*REQUIRED ACTIONS*
1. From the account of the SQL 2000 server migration, output the passage from "This time, after" up to and including "That’s a problem.", copied word for word.
2. In the account of the SQL 2000 server migration, which file did the error say was not available when the event log was started?

*DOCUMENT SEGMENT*
----
The server in question was a Windows 2003 SP2 server with SQL 2000 installed. The usual process is to upload the vm folder to a datastore, register the machine, then turn it on. Due to networking changes, I log in and change the ip address, then install the vmware tools, reboot, then shut down, migrate the hardware to VM type 7, then power it back up.

This time, after upgrading I noticed a new error on boot – “at least one service could not be started.” An investigation into the event log was in order. Red Flag #2 was an error that popped up when starting the event log – something about msvcp71.dll not being available. I assumed that this was due to some software which a developer had probably installed which plugged into the mmc framework. Browsing the event log, I found that the service which failed to start was MS SQL. That’s a problem.

I tried to start SQL from the services mmc – no good. Rebooted. Still no good. Checked the SQL logs and the last time SQL had run was – interestingly enough – after the migration. What changed? IP address? Why would that cause a problem?
----
*SUPPLIED INFORMATION*
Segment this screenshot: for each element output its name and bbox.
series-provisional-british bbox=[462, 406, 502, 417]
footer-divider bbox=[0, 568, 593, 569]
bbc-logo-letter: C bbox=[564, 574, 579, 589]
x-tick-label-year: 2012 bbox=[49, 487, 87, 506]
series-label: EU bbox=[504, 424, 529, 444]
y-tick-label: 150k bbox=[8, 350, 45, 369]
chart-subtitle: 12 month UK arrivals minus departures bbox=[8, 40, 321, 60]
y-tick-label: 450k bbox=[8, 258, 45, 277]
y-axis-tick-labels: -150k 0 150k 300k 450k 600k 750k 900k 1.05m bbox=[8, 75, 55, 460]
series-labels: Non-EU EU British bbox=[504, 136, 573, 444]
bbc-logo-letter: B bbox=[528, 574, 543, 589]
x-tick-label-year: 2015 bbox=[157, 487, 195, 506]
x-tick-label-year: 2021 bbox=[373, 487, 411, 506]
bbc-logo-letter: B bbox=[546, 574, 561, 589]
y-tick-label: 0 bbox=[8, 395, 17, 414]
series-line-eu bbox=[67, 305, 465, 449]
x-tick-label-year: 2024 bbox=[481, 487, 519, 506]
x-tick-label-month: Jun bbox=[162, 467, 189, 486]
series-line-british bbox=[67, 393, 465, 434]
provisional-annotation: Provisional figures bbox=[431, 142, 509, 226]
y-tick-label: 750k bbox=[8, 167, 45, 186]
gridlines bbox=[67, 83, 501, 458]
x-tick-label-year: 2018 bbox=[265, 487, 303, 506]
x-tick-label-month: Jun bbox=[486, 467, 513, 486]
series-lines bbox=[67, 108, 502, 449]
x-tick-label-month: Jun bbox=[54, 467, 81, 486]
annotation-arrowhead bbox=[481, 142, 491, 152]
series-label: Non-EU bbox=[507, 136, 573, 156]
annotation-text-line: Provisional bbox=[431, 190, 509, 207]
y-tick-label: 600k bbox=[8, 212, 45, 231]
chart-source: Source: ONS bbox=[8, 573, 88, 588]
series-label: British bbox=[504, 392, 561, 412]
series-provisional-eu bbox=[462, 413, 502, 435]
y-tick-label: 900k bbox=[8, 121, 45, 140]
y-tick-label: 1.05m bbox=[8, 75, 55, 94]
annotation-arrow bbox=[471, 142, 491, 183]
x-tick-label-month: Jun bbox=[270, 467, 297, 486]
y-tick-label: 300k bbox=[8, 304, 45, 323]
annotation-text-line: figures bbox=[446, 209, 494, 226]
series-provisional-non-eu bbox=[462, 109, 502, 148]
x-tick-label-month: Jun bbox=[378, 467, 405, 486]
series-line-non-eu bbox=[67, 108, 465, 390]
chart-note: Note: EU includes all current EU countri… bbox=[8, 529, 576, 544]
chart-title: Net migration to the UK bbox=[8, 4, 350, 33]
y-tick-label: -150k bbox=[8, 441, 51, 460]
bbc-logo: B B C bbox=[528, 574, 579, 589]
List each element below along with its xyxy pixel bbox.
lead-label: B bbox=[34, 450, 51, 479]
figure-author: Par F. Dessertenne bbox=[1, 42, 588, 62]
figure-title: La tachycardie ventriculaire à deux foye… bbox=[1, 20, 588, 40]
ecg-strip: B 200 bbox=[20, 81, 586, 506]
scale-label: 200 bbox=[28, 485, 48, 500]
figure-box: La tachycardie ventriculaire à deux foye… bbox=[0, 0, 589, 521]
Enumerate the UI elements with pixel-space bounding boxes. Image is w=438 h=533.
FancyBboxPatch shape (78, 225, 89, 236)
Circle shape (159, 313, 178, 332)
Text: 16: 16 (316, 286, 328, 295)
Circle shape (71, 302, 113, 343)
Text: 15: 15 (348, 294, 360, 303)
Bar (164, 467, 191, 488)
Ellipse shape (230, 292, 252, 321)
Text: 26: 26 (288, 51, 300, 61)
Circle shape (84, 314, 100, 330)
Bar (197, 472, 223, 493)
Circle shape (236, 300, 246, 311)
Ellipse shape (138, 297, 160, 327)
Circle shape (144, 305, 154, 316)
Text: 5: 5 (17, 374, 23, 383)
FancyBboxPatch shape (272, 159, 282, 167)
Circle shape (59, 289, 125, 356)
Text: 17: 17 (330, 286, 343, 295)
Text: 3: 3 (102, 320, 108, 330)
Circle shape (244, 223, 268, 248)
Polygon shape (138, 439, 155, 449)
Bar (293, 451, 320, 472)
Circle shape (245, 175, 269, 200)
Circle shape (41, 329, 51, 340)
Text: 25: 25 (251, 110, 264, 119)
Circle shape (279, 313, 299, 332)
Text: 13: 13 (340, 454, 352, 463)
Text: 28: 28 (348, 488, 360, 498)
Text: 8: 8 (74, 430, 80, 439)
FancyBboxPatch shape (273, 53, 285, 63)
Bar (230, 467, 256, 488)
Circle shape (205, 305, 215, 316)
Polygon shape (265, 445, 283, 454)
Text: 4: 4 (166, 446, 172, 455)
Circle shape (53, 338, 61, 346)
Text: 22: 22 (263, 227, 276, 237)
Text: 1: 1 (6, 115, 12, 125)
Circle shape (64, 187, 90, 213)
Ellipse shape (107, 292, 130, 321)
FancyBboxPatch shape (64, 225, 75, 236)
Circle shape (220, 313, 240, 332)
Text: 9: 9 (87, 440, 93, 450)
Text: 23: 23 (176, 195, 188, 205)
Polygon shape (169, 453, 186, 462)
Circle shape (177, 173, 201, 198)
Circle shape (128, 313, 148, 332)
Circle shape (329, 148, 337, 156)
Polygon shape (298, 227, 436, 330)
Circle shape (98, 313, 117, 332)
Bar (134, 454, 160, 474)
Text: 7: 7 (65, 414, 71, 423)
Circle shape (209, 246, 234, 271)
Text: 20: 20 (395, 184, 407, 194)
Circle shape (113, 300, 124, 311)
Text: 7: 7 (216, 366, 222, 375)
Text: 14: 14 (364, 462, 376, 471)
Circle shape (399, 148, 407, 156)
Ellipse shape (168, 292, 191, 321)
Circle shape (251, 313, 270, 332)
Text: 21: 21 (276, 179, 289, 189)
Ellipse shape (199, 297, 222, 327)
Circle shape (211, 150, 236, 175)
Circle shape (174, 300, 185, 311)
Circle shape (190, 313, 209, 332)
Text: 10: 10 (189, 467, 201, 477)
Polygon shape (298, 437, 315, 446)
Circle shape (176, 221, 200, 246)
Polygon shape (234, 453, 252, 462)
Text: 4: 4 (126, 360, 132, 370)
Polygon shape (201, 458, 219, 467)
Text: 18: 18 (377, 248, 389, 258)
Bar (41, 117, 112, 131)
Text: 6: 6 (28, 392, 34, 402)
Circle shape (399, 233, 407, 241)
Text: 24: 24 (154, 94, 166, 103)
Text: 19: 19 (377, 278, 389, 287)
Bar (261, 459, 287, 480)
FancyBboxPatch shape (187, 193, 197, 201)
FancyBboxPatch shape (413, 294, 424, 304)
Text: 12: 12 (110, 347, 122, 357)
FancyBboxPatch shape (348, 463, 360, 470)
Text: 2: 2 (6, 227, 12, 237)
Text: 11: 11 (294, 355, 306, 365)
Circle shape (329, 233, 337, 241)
----
*WORKED ANSWERS*
1.
This time, after upgrading I noticed a new error on boot – “at least one service could not be started.” An investigation into the event log was in order. Red Flag #2 was an error that popped up when starting the event log – something about msvcp71.dll not being available. I assumed that this was due to some software which a developer had probably installed which plugged into the mmc framework. Browsing the event log, I found that the service which failed to start was MS SQL. That’s a problem.

2. msvcp71.dll